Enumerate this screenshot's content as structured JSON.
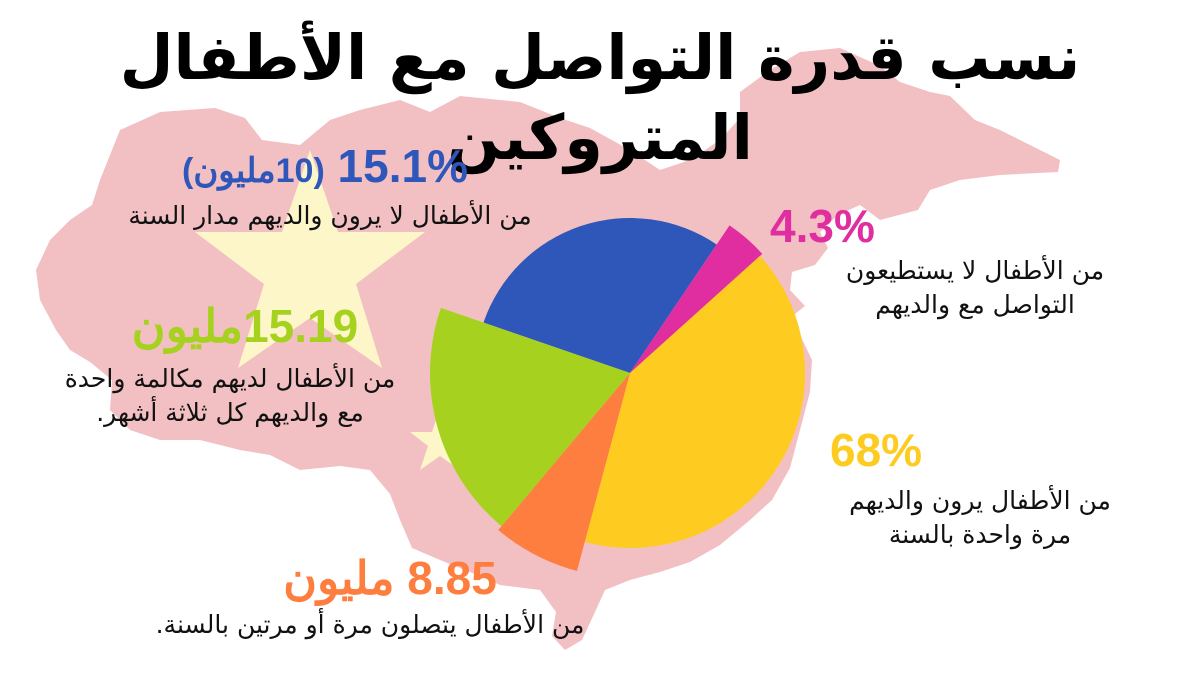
{
  "title": "نسب قدرة التواصل مع الأطفال المتروكين",
  "colors": {
    "map": "#f2c0c3",
    "star": "#fdf6c9",
    "blue": "#2f57b9",
    "pink": "#e02d9f",
    "yellow": "#fecb21",
    "orange": "#fd7e3f",
    "green": "#a6d21f"
  },
  "callouts": {
    "blue": {
      "value": "15.1%",
      "extra": "(10مليون)",
      "desc_lines": [
        "من الأطفال لا يرون والديهم مدار السنة"
      ]
    },
    "pink": {
      "value": "4.3%",
      "desc_lines": [
        "من الأطفال لا يستطيعون",
        "التواصل مع  والديهم"
      ]
    },
    "green": {
      "value": "15.19مليون",
      "desc_lines": [
        "من الأطفال لديهم مكالمة واحدة",
        "مع والديهم كل ثلاثة أشهر."
      ]
    },
    "yellow": {
      "value": "68%",
      "desc_lines": [
        "من الأطفال يرون والديهم",
        "مرة واحدة بالسنة"
      ]
    },
    "orange": {
      "value": "8.85 مليون",
      "desc_lines": [
        "من الأطفال يتصلون مرة أو مرتين بالسنة."
      ]
    }
  },
  "chart_data": {
    "type": "pie",
    "title": "نسب قدرة التواصل مع الأطفال المتروكين",
    "center": [
      630,
      373
    ],
    "slices": [
      {
        "label": "من الأطفال لا يرون والديهم مدار السنة",
        "value_label": "15.1% (10مليون)",
        "percent": 15.1,
        "color": "#2f57b9",
        "start_deg": 289,
        "end_deg": 394,
        "radius": 155
      },
      {
        "label": "من الأطفال لا يستطيعون التواصل مع والديهم",
        "value_label": "4.3%",
        "percent": 4.3,
        "color": "#e02d9f",
        "start_deg": 34,
        "end_deg": 48,
        "radius": 178
      },
      {
        "label": "من الأطفال يرون والديهم مرة واحدة بالسنة",
        "value_label": "68%",
        "percent": 68,
        "color": "#fecb21",
        "start_deg": 48,
        "end_deg": 195,
        "radius": 175
      },
      {
        "label": "من الأطفال يتصلون مرة أو مرتين بالسنة.",
        "value_label": "8.85 مليون",
        "millions": 8.85,
        "color": "#fd7e3f",
        "start_deg": 195,
        "end_deg": 220,
        "radius": 205
      },
      {
        "label": "من الأطفال لديهم مكالمة واحدة مع والديهم كل ثلاثة أشهر.",
        "value_label": "15.19مليون",
        "millions": 15.19,
        "color": "#a6d21f",
        "start_deg": 220,
        "end_deg": 289,
        "radius": 200
      }
    ],
    "legend": "none (direct labels)"
  }
}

────────

- Aim
Report the number of lines in the entries above that include the word "يستطيعون" and add nothing to it.

- Solution to this problem
2